» What you will do:
Count the lines in the listing that contain the string "toolbar", and give only the number.

[Material for the task start]

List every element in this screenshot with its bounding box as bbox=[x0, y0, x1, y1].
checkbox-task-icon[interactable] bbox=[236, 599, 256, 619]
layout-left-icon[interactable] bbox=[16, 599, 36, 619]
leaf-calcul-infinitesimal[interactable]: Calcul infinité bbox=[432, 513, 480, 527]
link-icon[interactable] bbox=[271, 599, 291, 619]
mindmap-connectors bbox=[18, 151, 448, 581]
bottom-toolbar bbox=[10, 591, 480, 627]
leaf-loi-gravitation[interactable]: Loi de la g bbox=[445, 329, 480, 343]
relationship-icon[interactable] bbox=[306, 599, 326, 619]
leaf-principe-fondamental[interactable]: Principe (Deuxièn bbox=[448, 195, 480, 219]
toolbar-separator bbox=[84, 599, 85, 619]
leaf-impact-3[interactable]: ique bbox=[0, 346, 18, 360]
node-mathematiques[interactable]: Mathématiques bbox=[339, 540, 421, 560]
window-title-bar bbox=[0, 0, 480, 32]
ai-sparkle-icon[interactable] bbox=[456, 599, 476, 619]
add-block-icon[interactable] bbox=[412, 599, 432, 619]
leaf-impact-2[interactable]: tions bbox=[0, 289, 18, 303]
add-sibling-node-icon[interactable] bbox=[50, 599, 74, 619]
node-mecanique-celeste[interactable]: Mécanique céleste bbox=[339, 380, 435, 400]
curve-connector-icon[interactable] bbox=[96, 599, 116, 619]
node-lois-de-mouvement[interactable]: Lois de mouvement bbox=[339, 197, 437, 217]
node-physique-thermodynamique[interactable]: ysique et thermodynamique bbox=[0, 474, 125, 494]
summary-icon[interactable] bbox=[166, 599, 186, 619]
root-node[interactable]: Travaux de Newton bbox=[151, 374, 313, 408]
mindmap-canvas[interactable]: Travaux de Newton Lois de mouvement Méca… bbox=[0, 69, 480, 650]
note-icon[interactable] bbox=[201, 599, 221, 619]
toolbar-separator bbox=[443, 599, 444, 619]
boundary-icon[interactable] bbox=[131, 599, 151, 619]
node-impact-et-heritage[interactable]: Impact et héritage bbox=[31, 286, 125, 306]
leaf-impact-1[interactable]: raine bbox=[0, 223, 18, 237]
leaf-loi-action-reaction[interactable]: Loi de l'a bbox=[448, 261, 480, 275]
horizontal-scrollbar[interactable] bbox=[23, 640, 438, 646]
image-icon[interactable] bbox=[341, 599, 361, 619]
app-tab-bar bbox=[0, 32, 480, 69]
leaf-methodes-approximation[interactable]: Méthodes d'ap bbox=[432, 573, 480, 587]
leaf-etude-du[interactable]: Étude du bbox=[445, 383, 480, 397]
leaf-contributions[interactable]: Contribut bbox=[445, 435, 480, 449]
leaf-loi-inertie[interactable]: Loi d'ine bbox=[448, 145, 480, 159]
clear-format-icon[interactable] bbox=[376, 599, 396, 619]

[Material for the task end]

» The output:
3